- **Short problem**
Verbatim output of all the material below is required.

- **Data provided**
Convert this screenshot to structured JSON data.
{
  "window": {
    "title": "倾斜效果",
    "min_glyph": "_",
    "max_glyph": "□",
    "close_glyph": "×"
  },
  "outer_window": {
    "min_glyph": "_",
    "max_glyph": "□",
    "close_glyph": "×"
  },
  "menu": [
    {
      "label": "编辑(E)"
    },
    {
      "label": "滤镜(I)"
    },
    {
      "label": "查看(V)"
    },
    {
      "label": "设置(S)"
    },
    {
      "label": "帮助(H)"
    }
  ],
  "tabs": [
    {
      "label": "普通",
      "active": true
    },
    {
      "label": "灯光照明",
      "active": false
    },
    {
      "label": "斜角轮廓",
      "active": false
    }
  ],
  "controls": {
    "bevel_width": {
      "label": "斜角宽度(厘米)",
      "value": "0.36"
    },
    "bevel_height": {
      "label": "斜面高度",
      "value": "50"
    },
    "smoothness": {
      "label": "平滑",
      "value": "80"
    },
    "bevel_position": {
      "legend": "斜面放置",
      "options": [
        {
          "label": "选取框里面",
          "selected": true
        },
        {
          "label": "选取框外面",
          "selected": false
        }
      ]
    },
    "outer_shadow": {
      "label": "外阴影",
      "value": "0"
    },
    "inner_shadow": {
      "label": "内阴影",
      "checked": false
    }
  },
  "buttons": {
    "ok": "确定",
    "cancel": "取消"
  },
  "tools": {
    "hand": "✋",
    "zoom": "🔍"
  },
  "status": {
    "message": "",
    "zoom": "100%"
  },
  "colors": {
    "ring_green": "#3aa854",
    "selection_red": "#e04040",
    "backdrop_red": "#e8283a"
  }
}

- **Task response**
Convert this screenshot to structured JSON data.
{
  "window": {
    "title": "倾斜效果",
    "min_glyph": "_",
    "max_glyph": "□",
    "close_glyph": "×"
  },
  "outer_window": {
    "min_glyph": "_",
    "max_glyph": "□",
    "close_glyph": "×"
  },
  "menu": [
    {
      "label": "编辑(E)"
    },
    {
      "label": "滤镜(I)"
    },
    {
      "label": "查看(V)"
    },
    {
      "label": "设置(S)"
    },
    {
      "label": "帮助(H)"
    }
  ],
  "tabs": [
    {
      "label": "普通",
      "active": true
    },
    {
      "label": "灯光照明",
      "active": false
    },
    {
      "label": "斜角轮廓",
      "active": false
    }
  ],
  "controls": {
    "bevel_width": {
      "label": "斜角宽度(厘米)",
      "value": "0.36"
    },
    "bevel_height": {
      "label": "斜面高度",
      "value": "50"
    },
    "smoothness": {
      "label": "平滑",
      "value": "80"
    },
    "bevel_position": {
      "legend": "斜面放置",
      "options": [
        {
          "label": "选取框里面",
          "selected": true
        },
        {
          "label": "选取框外面",
          "selected": false
        }
      ]
    },
    "outer_shadow": {
      "label": "外阴影",
      "value": "0"
    },
    "inner_shadow": {
      "label": "内阴影",
      "checked": false
    }
  },
  "buttons": {
    "ok": "确定",
    "cancel": "取消"
  },
  "tools": {
    "hand": "✋",
    "zoom": "🔍"
  },
  "status": {
    "message": "",
    "zoom": "100%"
  },
  "colors": {
    "ring_green": "#3aa854",
    "selection_red": "#e04040",
    "backdrop_red": "#e8283a"
  }
}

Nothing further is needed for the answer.